DATASET EXCERPTS:
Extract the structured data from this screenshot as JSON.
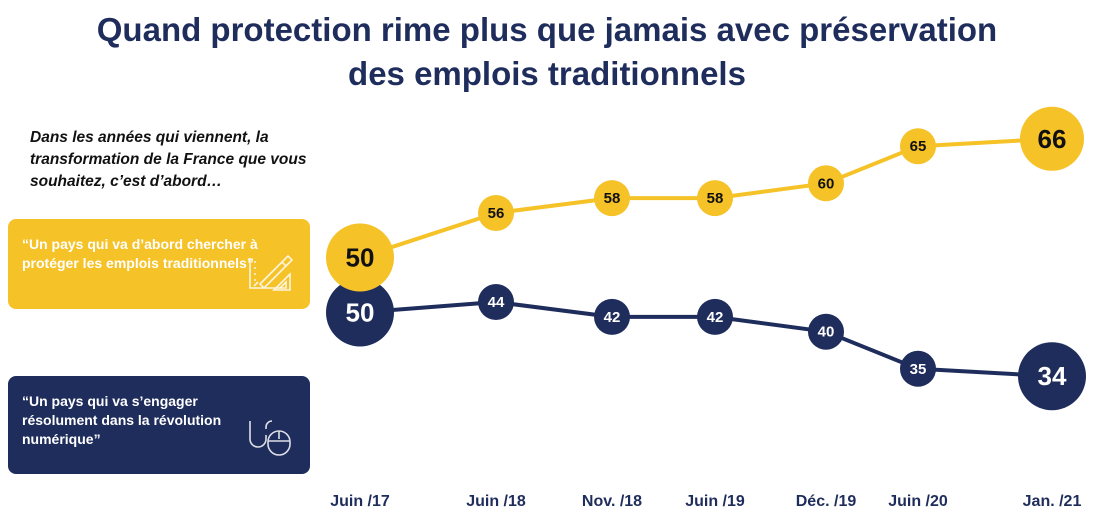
{
  "title_line1": "Quand protection rime plus que jamais avec préservation",
  "title_line2": "des emplois traditionnels",
  "question": "Dans les années qui viennent, la transformation de la France que vous souhaitez, c’est d’abord…",
  "box_yellow_text": "“Un pays qui va d’abord chercher à protéger les emplois traditionnels”",
  "box_navy_text": "“Un pays qui va s’engager résolument dans la révolution numérique”",
  "colors": {
    "yellow": "#f5c228",
    "navy": "#1f2d5c"
  },
  "icons": {
    "yellow_box": "drafting-tools-icon",
    "navy_box": "computer-mouse-icon"
  },
  "chart_data": {
    "type": "line",
    "categories": [
      "Juin /17",
      "Juin /18",
      "Nov. /18",
      "Juin /19",
      "Déc. /19",
      "Juin /20",
      "Jan. /21"
    ],
    "series": [
      {
        "name": "“Un pays qui va d’abord chercher à protéger les emplois traditionnels”",
        "values": [
          50,
          56,
          58,
          58,
          60,
          65,
          66
        ],
        "color": "#f5c228"
      },
      {
        "name": "“Un pays qui va s’engager résolument dans la révolution numérique”",
        "values": [
          50,
          44,
          42,
          42,
          40,
          35,
          34
        ],
        "color": "#1f2d5c"
      }
    ],
    "legend": "left",
    "grid": false
  }
}
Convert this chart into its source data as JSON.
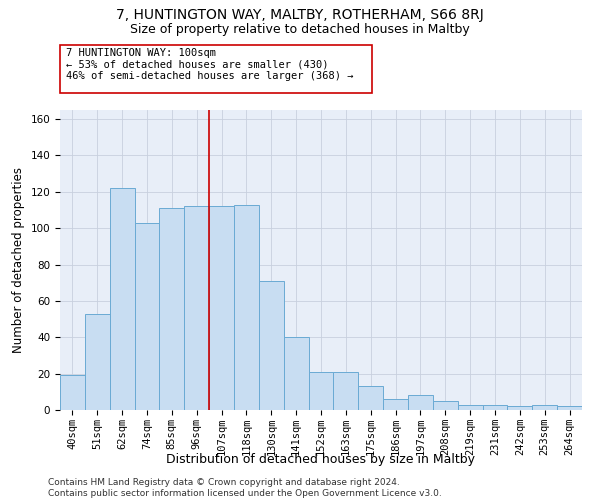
{
  "title_line1": "7, HUNTINGTON WAY, MALTBY, ROTHERHAM, S66 8RJ",
  "title_line2": "Size of property relative to detached houses in Maltby",
  "xlabel": "Distribution of detached houses by size in Maltby",
  "ylabel": "Number of detached properties",
  "categories": [
    "40sqm",
    "51sqm",
    "62sqm",
    "74sqm",
    "85sqm",
    "96sqm",
    "107sqm",
    "118sqm",
    "130sqm",
    "141sqm",
    "152sqm",
    "163sqm",
    "175sqm",
    "186sqm",
    "197sqm",
    "208sqm",
    "219sqm",
    "231sqm",
    "242sqm",
    "253sqm",
    "264sqm"
  ],
  "values": [
    19,
    53,
    122,
    103,
    111,
    112,
    112,
    113,
    71,
    40,
    21,
    21,
    13,
    6,
    8,
    5,
    3,
    3,
    2,
    3,
    2
  ],
  "bar_color": "#c8ddf2",
  "bar_edge_color": "#6aaad4",
  "grid_color": "#c8d0de",
  "background_color": "#e8eef8",
  "vline_x_pos": 6.5,
  "vline_color": "#cc0000",
  "annotation_line1": "7 HUNTINGTON WAY: 100sqm",
  "annotation_line2": "← 53% of detached houses are smaller (430)",
  "annotation_line3": "46% of semi-detached houses are larger (368) →",
  "annotation_box_color": "#ffffff",
  "annotation_border_color": "#cc0000",
  "ylim": [
    0,
    165
  ],
  "yticks": [
    0,
    20,
    40,
    60,
    80,
    100,
    120,
    140,
    160
  ],
  "footer_text": "Contains HM Land Registry data © Crown copyright and database right 2024.\nContains public sector information licensed under the Open Government Licence v3.0.",
  "title1_fontsize": 10,
  "title2_fontsize": 9,
  "xlabel_fontsize": 9,
  "ylabel_fontsize": 8.5,
  "tick_fontsize": 7.5,
  "annotation_fontsize": 7.5,
  "footer_fontsize": 6.5
}
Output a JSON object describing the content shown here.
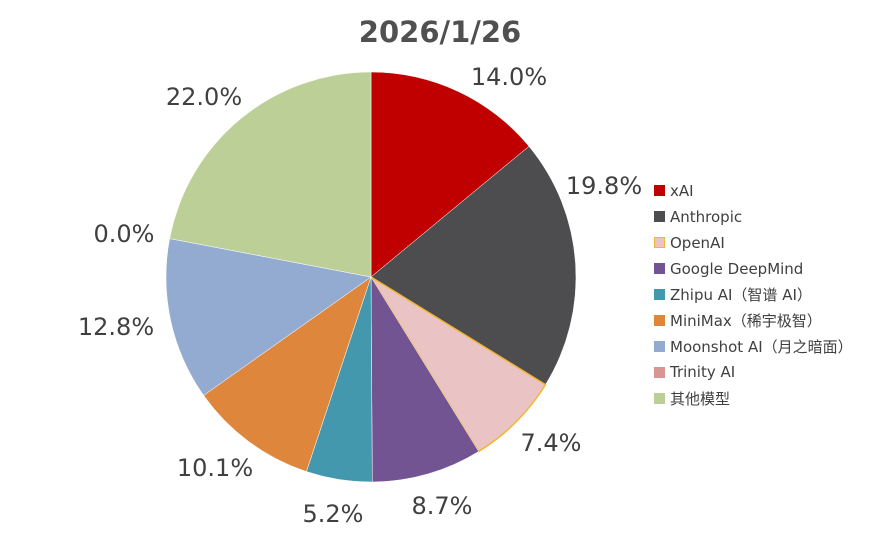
{
  "chart_data": {
    "type": "pie",
    "title": "2026/1/26",
    "categories": [
      "xAI",
      "Anthropic",
      "OpenAI",
      "Google DeepMind",
      "Zhipu AI（智谱 AI）",
      "MiniMax（稀宇极智）",
      "Moonshot AI（月之暗面）",
      "Trinity AI",
      "其他模型"
    ],
    "values": [
      14.0,
      19.8,
      7.4,
      8.7,
      5.2,
      10.1,
      12.8,
      0.0,
      22.0
    ],
    "labels": [
      "14.0%",
      "19.8%",
      "7.4%",
      "8.7%",
      "5.2%",
      "10.1%",
      "12.8%",
      "0.0%",
      "22.0%"
    ],
    "colors": [
      "#C00000",
      "#4D4D4F",
      "#EAC3C5",
      "#735492",
      "#4398AE",
      "#DE873C",
      "#93ABD1",
      "#D99594",
      "#BBCF97"
    ],
    "slice_edges": [
      "none",
      "none",
      "#F2B632",
      "none",
      "none",
      "none",
      "none",
      "none",
      "none"
    ],
    "legend_position": "right"
  }
}
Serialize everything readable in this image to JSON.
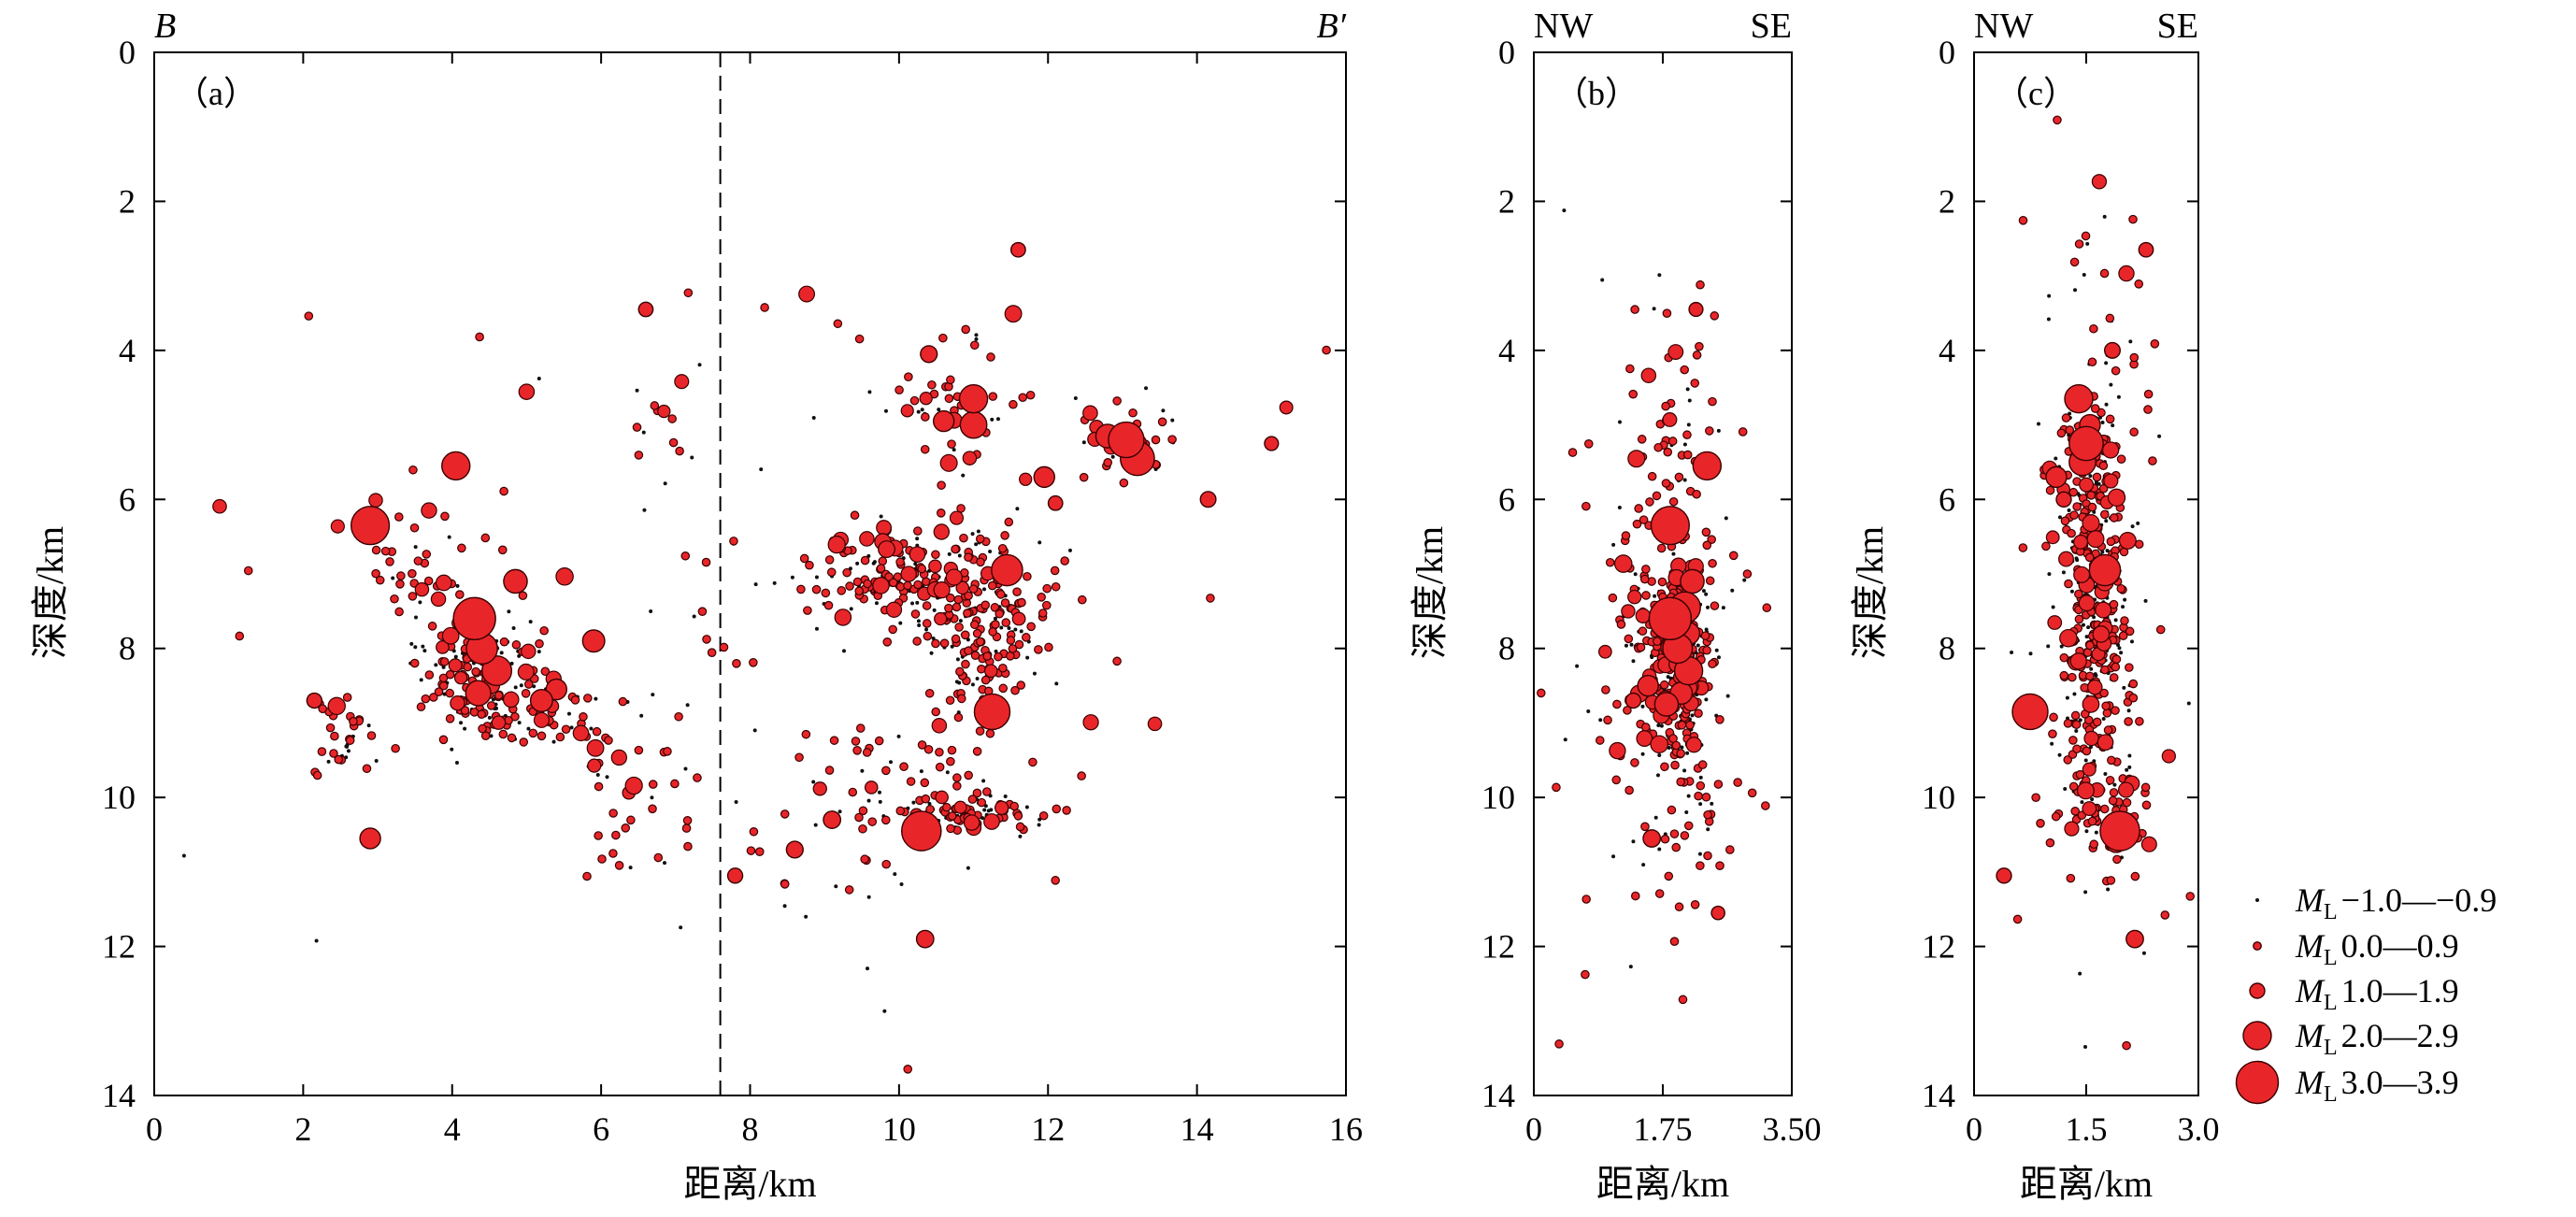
{
  "figure": {
    "background": "#ffffff",
    "event_fill": "#e8262a",
    "event_stroke": "#3a0000"
  },
  "chart_data": [
    {
      "id": "a",
      "type": "scatter",
      "panel_label": "（a）",
      "corner_left": "B",
      "corner_right": "B′",
      "xlabel": "距离/km",
      "ylabel": "深度/km",
      "xlim": [
        0,
        16
      ],
      "ylim": [
        0,
        14
      ],
      "y_inverted": true,
      "xticks": [
        0,
        2,
        4,
        6,
        8,
        10,
        12,
        14,
        16
      ],
      "xtick_labels": [
        "0",
        "2",
        "4",
        "6",
        "8",
        "10",
        "12",
        "14",
        "16"
      ],
      "yticks": [
        0,
        2,
        4,
        6,
        8,
        10,
        12,
        14
      ],
      "ytick_labels": [
        "0",
        "2",
        "4",
        "6",
        "8",
        "10",
        "12",
        "14"
      ],
      "grid": false,
      "dashed_vline_x": 7.6,
      "clusters": [
        {
          "x": 4.4,
          "y": 8.3,
          "sx": 0.45,
          "sy": 0.45,
          "n": 150
        },
        {
          "x": 5.0,
          "y": 8.9,
          "sx": 0.5,
          "sy": 0.2,
          "n": 70
        },
        {
          "x": 2.5,
          "y": 9.2,
          "sx": 0.2,
          "sy": 0.3,
          "n": 35
        },
        {
          "x": 3.6,
          "y": 7.0,
          "sx": 0.35,
          "sy": 0.5,
          "n": 35
        },
        {
          "x": 10.3,
          "y": 7.0,
          "sx": 0.75,
          "sy": 0.35,
          "n": 220
        },
        {
          "x": 11.2,
          "y": 7.9,
          "sx": 0.45,
          "sy": 0.5,
          "n": 140
        },
        {
          "x": 11.0,
          "y": 10.2,
          "sx": 0.45,
          "sy": 0.15,
          "n": 90
        },
        {
          "x": 10.8,
          "y": 4.8,
          "sx": 0.4,
          "sy": 0.4,
          "n": 50
        },
        {
          "x": 13.1,
          "y": 5.2,
          "sx": 0.35,
          "sy": 0.25,
          "n": 45
        },
        {
          "x": 10.2,
          "y": 9.6,
          "sx": 0.6,
          "sy": 0.6,
          "n": 40
        },
        {
          "x": 6.5,
          "y": 9.8,
          "sx": 0.6,
          "sy": 0.7,
          "n": 35
        },
        {
          "x": 8.8,
          "y": 10.5,
          "sx": 0.9,
          "sy": 0.6,
          "n": 30
        },
        {
          "x": 6.9,
          "y": 5.0,
          "sx": 0.3,
          "sy": 0.6,
          "n": 12
        },
        {
          "x": 7.8,
          "y": 7.5,
          "sx": 4.5,
          "sy": 2.8,
          "n": 90
        }
      ],
      "large_events": [
        {
          "x": 2.9,
          "y": 6.35,
          "m": 3.2
        },
        {
          "x": 4.05,
          "y": 5.55,
          "m": 2.5
        },
        {
          "x": 4.3,
          "y": 7.6,
          "m": 3.5
        },
        {
          "x": 4.4,
          "y": 8.0,
          "m": 2.7
        },
        {
          "x": 4.6,
          "y": 8.3,
          "m": 2.6
        },
        {
          "x": 4.35,
          "y": 8.6,
          "m": 2.3
        },
        {
          "x": 4.85,
          "y": 7.1,
          "m": 2.2
        },
        {
          "x": 5.2,
          "y": 8.7,
          "m": 2.1
        },
        {
          "x": 5.4,
          "y": 8.55,
          "m": 2.0
        },
        {
          "x": 5.9,
          "y": 7.9,
          "m": 2.1
        },
        {
          "x": 2.9,
          "y": 10.55,
          "m": 2.0
        },
        {
          "x": 11.45,
          "y": 6.95,
          "m": 2.7
        },
        {
          "x": 11.0,
          "y": 4.65,
          "m": 2.5
        },
        {
          "x": 11.0,
          "y": 5.0,
          "m": 2.4
        },
        {
          "x": 10.6,
          "y": 4.95,
          "m": 2.0
        },
        {
          "x": 10.4,
          "y": 4.05,
          "m": 1.8
        },
        {
          "x": 13.2,
          "y": 5.45,
          "m": 2.9
        },
        {
          "x": 13.05,
          "y": 5.2,
          "m": 3.0
        },
        {
          "x": 12.8,
          "y": 5.15,
          "m": 2.2
        },
        {
          "x": 11.25,
          "y": 8.85,
          "m": 3.0
        },
        {
          "x": 10.3,
          "y": 10.45,
          "m": 3.3
        },
        {
          "x": 11.95,
          "y": 5.7,
          "m": 2.0
        },
        {
          "x": 9.1,
          "y": 10.3,
          "m": 1.9
        },
        {
          "x": 8.6,
          "y": 10.7,
          "m": 1.8
        },
        {
          "x": 10.35,
          "y": 11.9,
          "m": 1.9
        },
        {
          "x": 14.15,
          "y": 6.0,
          "m": 1.6
        },
        {
          "x": 6.6,
          "y": 3.45,
          "m": 1.4
        },
        {
          "x": 11.6,
          "y": 2.65,
          "m": 1.4
        },
        {
          "x": 7.8,
          "y": 11.05,
          "m": 1.5
        },
        {
          "x": 2.15,
          "y": 8.7,
          "m": 1.5
        },
        {
          "x": 12.1,
          "y": 6.05,
          "m": 1.4
        },
        {
          "x": 15.0,
          "y": 5.25,
          "m": 1.3
        }
      ]
    },
    {
      "id": "b",
      "type": "scatter",
      "panel_label": "（b）",
      "corner_left": "NW",
      "corner_right": "SE",
      "xlabel": "距离/km",
      "ylabel": "深度/km",
      "xlim": [
        0,
        3.5
      ],
      "ylim": [
        0,
        14
      ],
      "y_inverted": true,
      "xticks": [
        0,
        1.75,
        3.5
      ],
      "xtick_labels": [
        "0",
        "1.75",
        "3.50"
      ],
      "yticks": [
        0,
        2,
        4,
        6,
        8,
        10,
        12,
        14
      ],
      "ytick_labels": [
        "0",
        "2",
        "4",
        "6",
        "8",
        "10",
        "12",
        "14"
      ],
      "grid": false,
      "clusters": [
        {
          "x": 1.95,
          "y": 8.3,
          "sx": 0.22,
          "sy": 0.7,
          "n": 260
        },
        {
          "x": 1.85,
          "y": 7.0,
          "sx": 0.3,
          "sy": 1.2,
          "n": 120
        },
        {
          "x": 2.1,
          "y": 5.0,
          "sx": 0.4,
          "sy": 1.2,
          "n": 40
        },
        {
          "x": 2.2,
          "y": 10.0,
          "sx": 0.35,
          "sy": 0.8,
          "n": 40
        },
        {
          "x": 1.2,
          "y": 9.4,
          "sx": 0.55,
          "sy": 1.2,
          "n": 30
        },
        {
          "x": 1.8,
          "y": 8.0,
          "sx": 0.9,
          "sy": 2.8,
          "n": 45
        }
      ],
      "large_events": [
        {
          "x": 1.85,
          "y": 7.6,
          "m": 3.5
        },
        {
          "x": 2.05,
          "y": 7.45,
          "m": 2.7
        },
        {
          "x": 1.95,
          "y": 8.0,
          "m": 2.6
        },
        {
          "x": 2.1,
          "y": 8.3,
          "m": 2.5
        },
        {
          "x": 1.85,
          "y": 6.35,
          "m": 3.2
        },
        {
          "x": 2.35,
          "y": 5.55,
          "m": 2.5
        },
        {
          "x": 2.15,
          "y": 7.1,
          "m": 2.2
        },
        {
          "x": 1.8,
          "y": 8.75,
          "m": 2.2
        },
        {
          "x": 1.55,
          "y": 8.5,
          "m": 2.0
        },
        {
          "x": 2.0,
          "y": 8.6,
          "m": 2.1
        },
        {
          "x": 1.6,
          "y": 10.55,
          "m": 1.9
        },
        {
          "x": 2.1,
          "y": 7.8,
          "m": 2.1
        },
        {
          "x": 2.2,
          "y": 3.45,
          "m": 1.3
        },
        {
          "x": 1.35,
          "y": 8.7,
          "m": 1.5
        },
        {
          "x": 2.5,
          "y": 11.55,
          "m": 1.2
        }
      ]
    },
    {
      "id": "c",
      "type": "scatter",
      "panel_label": "（c）",
      "corner_left": "NW",
      "corner_right": "SE",
      "xlabel": "距离/km",
      "ylabel": "深度/km",
      "xlim": [
        0,
        3.0
      ],
      "ylim": [
        0,
        14
      ],
      "y_inverted": true,
      "xticks": [
        0,
        1.5,
        3.0
      ],
      "xtick_labels": [
        "0",
        "1.5",
        "3.0"
      ],
      "yticks": [
        0,
        2,
        4,
        6,
        8,
        10,
        12,
        14
      ],
      "ytick_labels": [
        "0",
        "2",
        "4",
        "6",
        "8",
        "10",
        "12",
        "14"
      ],
      "grid": false,
      "clusters": [
        {
          "x": 1.6,
          "y": 7.6,
          "sx": 0.22,
          "sy": 0.7,
          "n": 240
        },
        {
          "x": 1.55,
          "y": 5.3,
          "sx": 0.3,
          "sy": 0.45,
          "n": 90
        },
        {
          "x": 1.7,
          "y": 10.1,
          "sx": 0.3,
          "sy": 0.4,
          "n": 100
        },
        {
          "x": 1.6,
          "y": 6.3,
          "sx": 0.2,
          "sy": 0.5,
          "n": 50
        },
        {
          "x": 1.7,
          "y": 9.0,
          "sx": 0.3,
          "sy": 0.4,
          "n": 40
        },
        {
          "x": 1.6,
          "y": 7.5,
          "sx": 0.6,
          "sy": 2.8,
          "n": 60
        },
        {
          "x": 1.8,
          "y": 3.6,
          "sx": 0.4,
          "sy": 0.8,
          "n": 20
        }
      ],
      "large_events": [
        {
          "x": 1.4,
          "y": 4.65,
          "m": 2.5
        },
        {
          "x": 1.5,
          "y": 5.25,
          "m": 2.9
        },
        {
          "x": 1.45,
          "y": 5.5,
          "m": 2.4
        },
        {
          "x": 1.75,
          "y": 6.95,
          "m": 2.7
        },
        {
          "x": 0.75,
          "y": 8.85,
          "m": 3.0
        },
        {
          "x": 1.95,
          "y": 10.45,
          "m": 3.3
        },
        {
          "x": 1.1,
          "y": 5.7,
          "m": 2.0
        },
        {
          "x": 2.15,
          "y": 11.9,
          "m": 1.9
        },
        {
          "x": 1.9,
          "y": 10.6,
          "m": 2.0
        },
        {
          "x": 1.55,
          "y": 5.0,
          "m": 2.0
        },
        {
          "x": 1.85,
          "y": 4.0,
          "m": 1.6
        },
        {
          "x": 2.3,
          "y": 2.65,
          "m": 1.4
        },
        {
          "x": 0.4,
          "y": 11.05,
          "m": 1.5
        },
        {
          "x": 1.2,
          "y": 6.0,
          "m": 1.5
        }
      ]
    }
  ],
  "legend": {
    "position": "right",
    "items": [
      {
        "prefix": "M",
        "sub": "L",
        "range": "−1.0—−0.9",
        "mag": -0.5
      },
      {
        "prefix": "M",
        "sub": "L",
        "range": "0.0—0.9",
        "mag": 0.5
      },
      {
        "prefix": "M",
        "sub": "L",
        "range": "1.0—1.9",
        "mag": 1.5
      },
      {
        "prefix": "M",
        "sub": "L",
        "range": "2.0—2.9",
        "mag": 2.5
      },
      {
        "prefix": "M",
        "sub": "L",
        "range": "3.0—3.9",
        "mag": 3.5
      }
    ]
  }
}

EXERCISE PROMPT: Reproduce each line of the material containing the word "protéger".

RESPONSE TO THIS TASK:
  "box_yellow_text": "“Un pays qui va d’abord chercher à protéger les emplois traditionnels”",
        "name": "“Un pays qui va d’abord chercher à protéger les emplois traditionnels”",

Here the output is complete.